# Directions for this task:
Go through the listing below and list every line with "type".
# Start of Exercise inputs
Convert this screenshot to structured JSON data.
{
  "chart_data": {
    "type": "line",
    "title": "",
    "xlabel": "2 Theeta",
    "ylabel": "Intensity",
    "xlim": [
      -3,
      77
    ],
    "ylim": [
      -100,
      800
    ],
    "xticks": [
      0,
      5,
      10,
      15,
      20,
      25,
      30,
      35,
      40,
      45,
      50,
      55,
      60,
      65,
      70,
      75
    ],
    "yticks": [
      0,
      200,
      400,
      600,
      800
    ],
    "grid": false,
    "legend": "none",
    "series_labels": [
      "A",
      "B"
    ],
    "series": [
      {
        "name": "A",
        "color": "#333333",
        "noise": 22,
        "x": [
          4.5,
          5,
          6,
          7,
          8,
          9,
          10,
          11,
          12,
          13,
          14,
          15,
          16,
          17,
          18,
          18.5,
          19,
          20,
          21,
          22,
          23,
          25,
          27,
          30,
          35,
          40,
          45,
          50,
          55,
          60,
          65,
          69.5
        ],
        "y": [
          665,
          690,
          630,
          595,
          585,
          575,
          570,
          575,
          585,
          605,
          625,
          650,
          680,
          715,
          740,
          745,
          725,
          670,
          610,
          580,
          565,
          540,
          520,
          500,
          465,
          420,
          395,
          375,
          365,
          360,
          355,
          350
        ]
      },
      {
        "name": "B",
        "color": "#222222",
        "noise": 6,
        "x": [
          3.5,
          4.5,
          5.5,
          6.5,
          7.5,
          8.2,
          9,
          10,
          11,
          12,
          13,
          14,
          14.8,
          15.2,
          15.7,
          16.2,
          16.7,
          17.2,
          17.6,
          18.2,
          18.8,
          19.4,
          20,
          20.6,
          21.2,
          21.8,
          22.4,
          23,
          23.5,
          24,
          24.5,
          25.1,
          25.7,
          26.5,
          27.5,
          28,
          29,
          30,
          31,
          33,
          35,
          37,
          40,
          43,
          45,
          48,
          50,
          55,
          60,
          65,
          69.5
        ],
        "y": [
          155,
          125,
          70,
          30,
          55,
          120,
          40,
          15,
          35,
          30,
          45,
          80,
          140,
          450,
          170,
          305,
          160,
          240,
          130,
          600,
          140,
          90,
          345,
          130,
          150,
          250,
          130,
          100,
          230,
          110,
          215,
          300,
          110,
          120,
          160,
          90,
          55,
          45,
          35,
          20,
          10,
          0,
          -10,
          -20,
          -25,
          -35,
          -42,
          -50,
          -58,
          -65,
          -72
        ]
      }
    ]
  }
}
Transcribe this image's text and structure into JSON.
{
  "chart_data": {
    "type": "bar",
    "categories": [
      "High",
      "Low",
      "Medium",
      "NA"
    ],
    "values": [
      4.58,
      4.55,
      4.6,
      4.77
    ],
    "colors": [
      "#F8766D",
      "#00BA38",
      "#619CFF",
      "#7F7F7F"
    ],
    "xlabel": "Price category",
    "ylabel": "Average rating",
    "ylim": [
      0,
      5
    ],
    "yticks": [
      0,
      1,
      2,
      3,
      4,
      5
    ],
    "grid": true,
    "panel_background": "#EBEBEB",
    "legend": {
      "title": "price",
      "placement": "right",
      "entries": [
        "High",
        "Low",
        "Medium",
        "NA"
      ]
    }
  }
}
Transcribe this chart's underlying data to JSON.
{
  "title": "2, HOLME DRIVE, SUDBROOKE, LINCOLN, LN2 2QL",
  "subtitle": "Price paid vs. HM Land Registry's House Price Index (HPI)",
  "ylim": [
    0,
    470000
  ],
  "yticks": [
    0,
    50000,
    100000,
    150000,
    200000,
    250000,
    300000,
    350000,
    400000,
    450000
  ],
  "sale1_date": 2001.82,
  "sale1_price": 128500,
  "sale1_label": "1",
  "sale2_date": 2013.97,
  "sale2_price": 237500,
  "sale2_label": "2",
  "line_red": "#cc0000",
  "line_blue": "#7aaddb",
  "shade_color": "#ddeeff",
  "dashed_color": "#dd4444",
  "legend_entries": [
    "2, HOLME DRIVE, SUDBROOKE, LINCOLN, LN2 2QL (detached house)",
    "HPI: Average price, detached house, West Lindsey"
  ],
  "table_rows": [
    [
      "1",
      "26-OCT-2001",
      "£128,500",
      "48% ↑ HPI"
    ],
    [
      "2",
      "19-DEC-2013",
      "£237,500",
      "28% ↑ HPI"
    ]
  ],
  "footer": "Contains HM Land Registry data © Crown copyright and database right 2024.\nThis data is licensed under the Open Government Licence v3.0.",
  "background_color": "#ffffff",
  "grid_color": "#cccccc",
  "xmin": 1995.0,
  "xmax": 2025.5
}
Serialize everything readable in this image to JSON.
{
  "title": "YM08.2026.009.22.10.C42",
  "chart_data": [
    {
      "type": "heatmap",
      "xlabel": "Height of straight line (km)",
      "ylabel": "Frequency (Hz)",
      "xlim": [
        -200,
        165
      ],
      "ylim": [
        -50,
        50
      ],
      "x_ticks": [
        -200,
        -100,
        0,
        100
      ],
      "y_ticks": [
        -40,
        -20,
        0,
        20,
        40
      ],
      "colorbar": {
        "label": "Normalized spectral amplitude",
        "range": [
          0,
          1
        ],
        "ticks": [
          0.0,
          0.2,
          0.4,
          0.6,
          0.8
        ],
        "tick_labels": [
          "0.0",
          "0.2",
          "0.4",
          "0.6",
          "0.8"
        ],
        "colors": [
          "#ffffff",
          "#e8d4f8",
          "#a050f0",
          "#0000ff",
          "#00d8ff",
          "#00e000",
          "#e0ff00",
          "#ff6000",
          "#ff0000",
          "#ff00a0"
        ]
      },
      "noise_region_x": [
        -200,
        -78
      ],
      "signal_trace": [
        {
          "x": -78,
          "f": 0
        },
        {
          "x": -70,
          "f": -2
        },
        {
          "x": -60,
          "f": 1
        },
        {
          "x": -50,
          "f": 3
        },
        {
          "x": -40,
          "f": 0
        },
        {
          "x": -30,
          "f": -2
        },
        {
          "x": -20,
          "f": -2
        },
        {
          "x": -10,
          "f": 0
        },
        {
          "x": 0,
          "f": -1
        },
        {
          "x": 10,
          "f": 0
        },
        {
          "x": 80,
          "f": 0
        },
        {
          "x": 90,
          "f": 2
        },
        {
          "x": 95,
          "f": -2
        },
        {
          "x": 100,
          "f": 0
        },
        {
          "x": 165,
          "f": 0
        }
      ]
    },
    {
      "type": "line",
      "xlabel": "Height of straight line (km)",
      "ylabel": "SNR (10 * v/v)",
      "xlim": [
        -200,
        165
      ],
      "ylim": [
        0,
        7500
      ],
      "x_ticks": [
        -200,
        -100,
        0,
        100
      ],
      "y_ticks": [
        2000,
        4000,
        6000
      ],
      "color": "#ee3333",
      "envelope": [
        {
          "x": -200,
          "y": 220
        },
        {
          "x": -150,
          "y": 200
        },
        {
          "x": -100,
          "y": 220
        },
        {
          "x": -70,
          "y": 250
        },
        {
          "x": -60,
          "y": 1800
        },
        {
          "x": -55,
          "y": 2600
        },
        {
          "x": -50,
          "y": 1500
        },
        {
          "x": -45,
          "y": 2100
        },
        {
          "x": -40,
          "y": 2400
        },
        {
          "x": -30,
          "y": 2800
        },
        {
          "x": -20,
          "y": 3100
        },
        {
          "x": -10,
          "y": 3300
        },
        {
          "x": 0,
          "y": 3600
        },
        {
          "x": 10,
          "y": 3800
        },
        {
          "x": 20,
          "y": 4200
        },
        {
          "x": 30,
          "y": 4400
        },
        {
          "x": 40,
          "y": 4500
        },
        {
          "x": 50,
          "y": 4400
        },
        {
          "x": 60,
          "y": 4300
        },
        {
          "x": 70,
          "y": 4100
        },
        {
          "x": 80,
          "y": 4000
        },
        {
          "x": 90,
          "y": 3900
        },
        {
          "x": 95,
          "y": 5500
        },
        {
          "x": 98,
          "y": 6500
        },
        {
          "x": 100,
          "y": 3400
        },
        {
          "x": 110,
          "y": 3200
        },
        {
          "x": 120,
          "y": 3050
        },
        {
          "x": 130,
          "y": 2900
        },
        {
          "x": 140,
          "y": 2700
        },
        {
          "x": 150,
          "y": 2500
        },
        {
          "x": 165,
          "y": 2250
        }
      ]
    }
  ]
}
# End of Exercise inputs
# Reply to the task:
    "type": "line",
    "type": "bar",
      "type": "heatmap",
      "type": "line",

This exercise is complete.